— Start of SUPPLIED DATA —

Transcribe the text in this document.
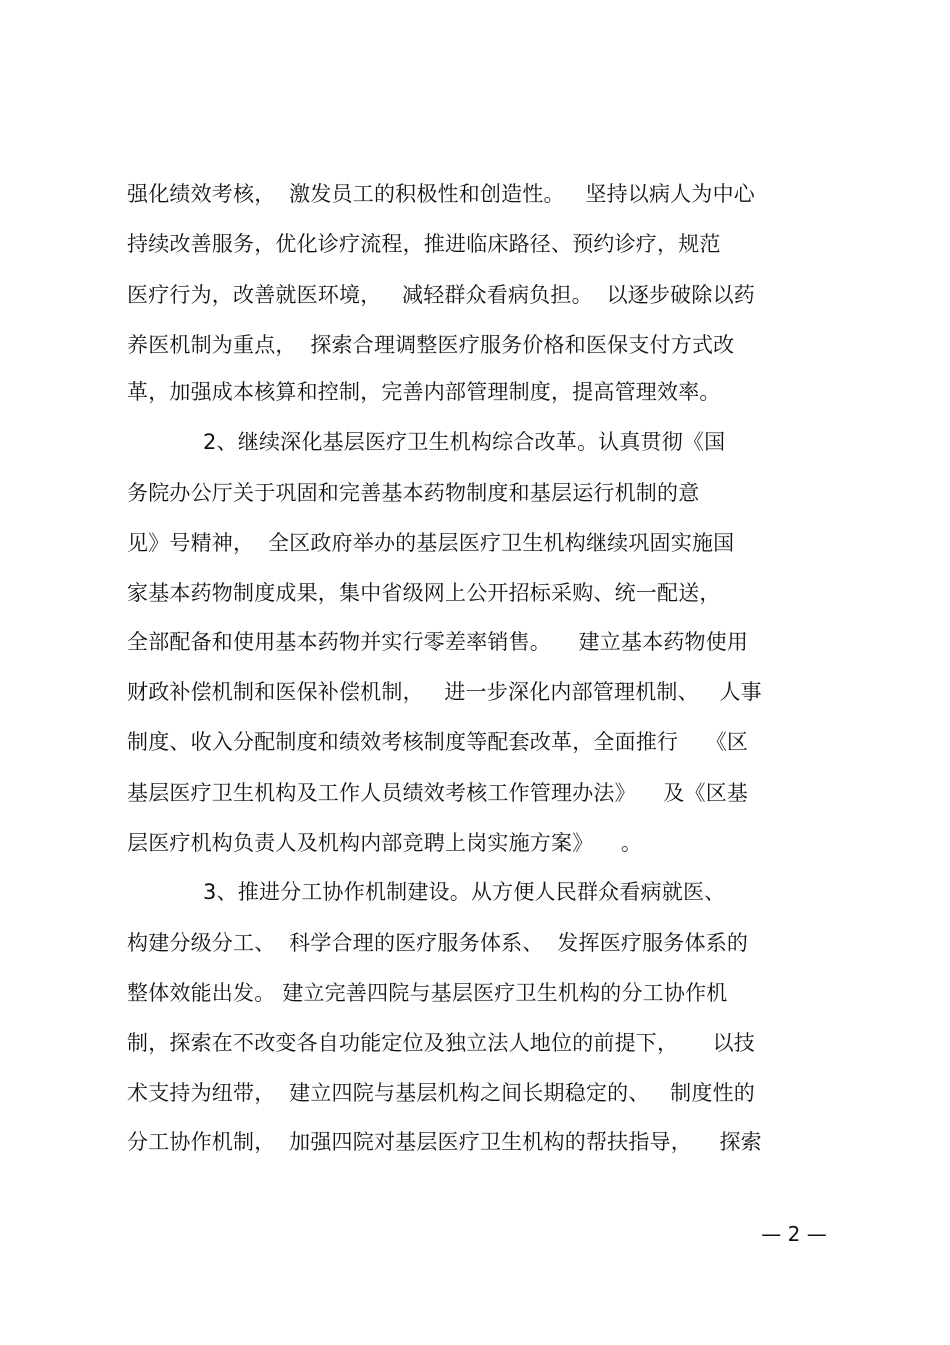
强化绩效考核，  激发员工的积极性和创造性。   坚持以病人为中心
持续改善服务，优化诊疗流程，推进临床路径、预约诊疗，规范
医疗行为，改善就医环境，   减轻群众看病负担。  以逐步破除以药
养医机制为重点，  探索合理调整医疗服务价格和医保支付方式改
革，加强成本核算和控制，完善内部管理制度，提高管理效率。
2、继续深化基层医疗卫生机构综合改革。认真贯彻《国
务院办公厅关于巩固和完善基本药物制度和基层运行机制的意
见》号精神，  全区政府举办的基层医疗卫生机构继续巩固实施国
家基本药物制度成果，集中省级网上公开招标采购、统一配送，
全部配备和使用基本药物并实行零差率销售。    建立基本药物使用
财政补偿机制和医保补偿机制，   进一步深化内部管理机制、   人事
制度、收入分配制度和绩效考核制度等配套改革，全面推行    《区
基层医疗卫生机构及工作人员绩效考核工作管理办法》    及《区基
层医疗机构负责人及机构内部竞聘上岗实施方案》    。
3、推进分工协作机制建设。从方便人民群众看病就医、
构建分级分工、  科学合理的医疗服务体系、  发挥医疗服务体系的
整体效能出发。 建立完善四院与基层医疗卫生机构的分工协作机
制，探索在不改变各自功能定位及独立法人地位的前提下，     以技
术支持为纽带，  建立四院与基层机构之间长期稳定的、   制度性的
分工协作机制，  加强四院对基层医疗卫生机构的帮扶指导，    探索
— 2 —
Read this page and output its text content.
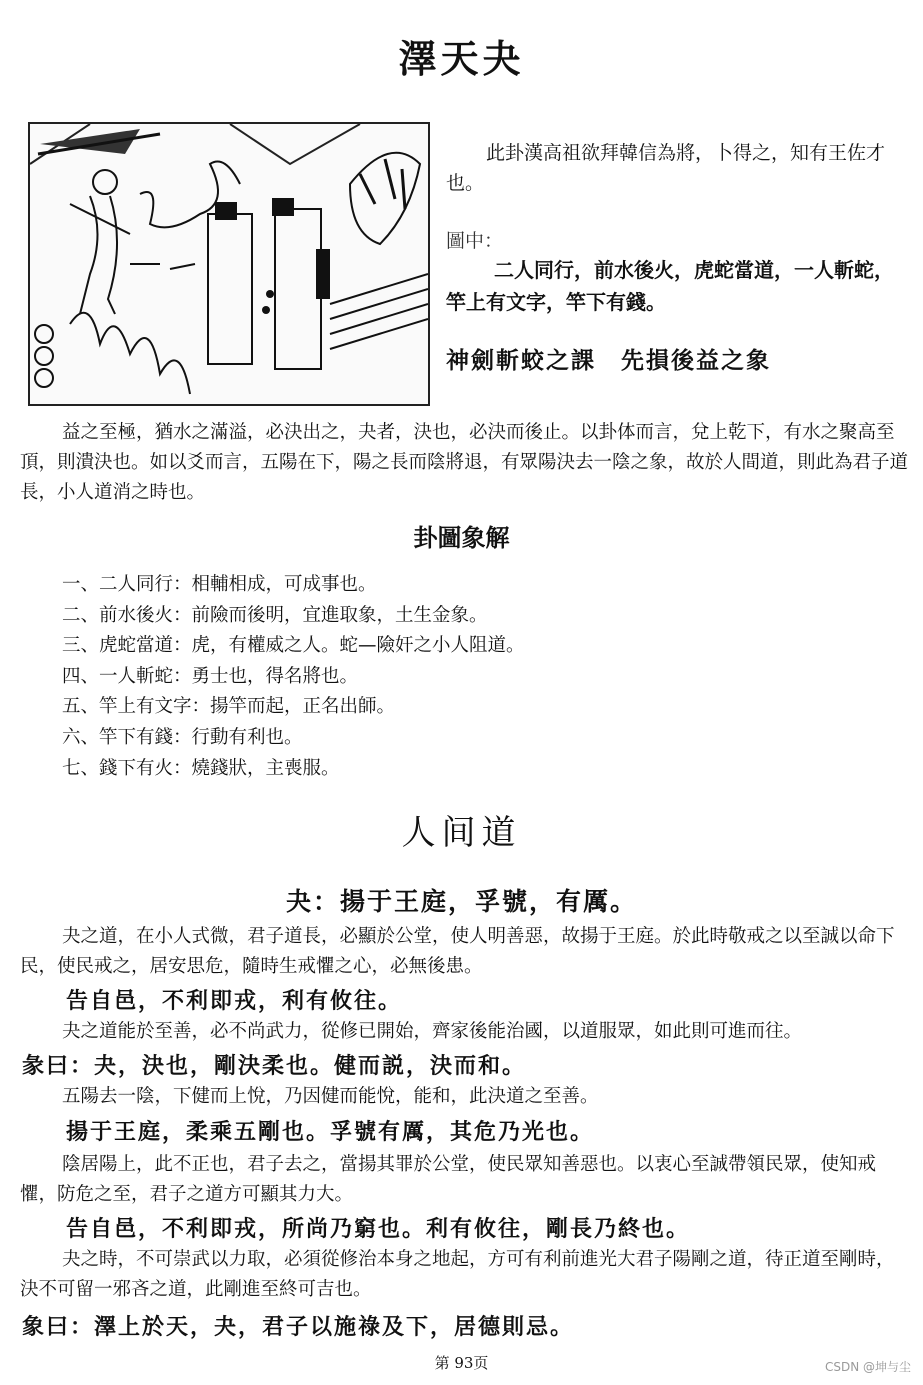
澤天夬
此卦漢高祖欲拜韓信為將，卜得之，知有王佐才也。
圖中：
二人同行，前水後火，虎蛇當道，一人斬蛇，竿上有文字，竿下有錢。
神劍斬蛟之課　先損後益之象
益之至極，猶水之滿溢，必決出之，夬者，決也，必決而後止。以卦体而言，兌上乾下，有水之聚高至頂，則潰決也。如以爻而言，五陽在下，陽之長而陰將退，有眾陽決去一陰之象，故於人間道，則此為君子道長，小人道消之時也。
卦圖象解
一、二人同行：相輔相成，可成事也。
二、前水後火：前險而後明，宜進取象，土生金象。
三、虎蛇當道：虎，有權威之人。蛇—險奸之小人阻道。
四、一人斬蛇：勇士也，得名將也。
五、竿上有文字：揚竿而起，正名出師。
六、竿下有錢：行動有利也。
七、錢下有火：燒錢狀，主喪服。
人间道
夬：揚于王庭，孚號，有厲。
夬之道，在小人式微，君子道長，必顯於公堂，使人明善惡，故揚于王庭。於此時敬戒之以至誠以命下民，使民戒之，居安思危，隨時生戒懼之心，必無後患。
告自邑，不利即戎，利有攸往。
夬之道能於至善，必不尚武力，從修已開始，齊家後能治國，以道服眾，如此則可進而往。
彖曰：夬，決也，剛決柔也。健而説，決而和。
五陽去一陰，下健而上悅，乃因健而能悅，能和，此決道之至善。
揚于王庭，柔乘五剛也。孚號有厲，其危乃光也。
陰居陽上，此不正也，君子去之，當揚其罪於公堂，使民眾知善惡也。以衷心至誠帶領民眾，使知戒懼，防危之至，君子之道方可顯其力大。
告自邑，不利即戎，所尚乃窮也。利有攸往，剛長乃終也。
夬之時，不可崇武以力取，必須從修治本身之地起，方可有利前進光大君子陽剛之道，待正道至剛時，決不可留一邪吝之道，此剛進至終可吉也。
象曰：澤上於天，夬，君子以施祿及下，居德則忌。
第 93页	CSDN @坤与尘
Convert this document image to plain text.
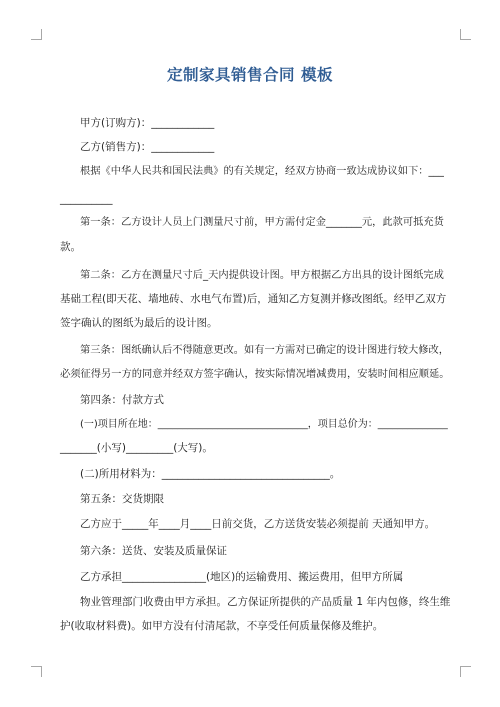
定制家具销售合同 模板

甲方(订购方)：____________

乙方(销售方)：____________

根据《中华人民共和国民法典》的有关规定，经双方协商一致达成协议如下：___

__________

第一条：乙方设计人员上门测量尺寸前，甲方需付定金_______元，此款可抵充货

款。

第二条：乙方在测量尺寸后_天内提供设计图。甲方根据乙方出具的设计图纸完成

基础工程(即天花、墙地砖、水电气布置)后，通知乙方复测并修改图纸。经甲乙双方

签字确认的图纸为最后的设计图。

第三条：图纸确认后不得随意更改。如有一方需对已确定的设计图进行较大修改，

必须征得另一方的同意并经双方签字确认，按实际情况增减费用，安装时间相应顺延。

第四条：付款方式

(一)项目所在地：______________________________，项目总价为：______________

_______(小写)_________(大写)。

(二)所用材料为：________________________________。

第五条：交货期限

乙方应于_____年____月____日前交货，乙方送货安装必须提前 天通知甲方。

第六条：送货、安装及质量保证

乙方承担________________(地区)的运输费用、搬运费用，但甲方所属

物业管理部门收费由甲方承担。乙方保证所提供的产品质量 1 年内包修，终生维

护(收取材料费)。如甲方没有付清尾款，不享受任何质量保修及维护。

— End of SUPPLIED DATA —

WHAT THIS TASK INVOLVES
Gather up, from the records above, each line where the word "前水後火" appears.

SOLUTION FOR THIS EXERCISE
二人同行，前水後火，虎蛇當道，一人斬蛇，竿上有文字，竿下有錢。
二、前水後火：前險而後明，宜進取象，土生金象。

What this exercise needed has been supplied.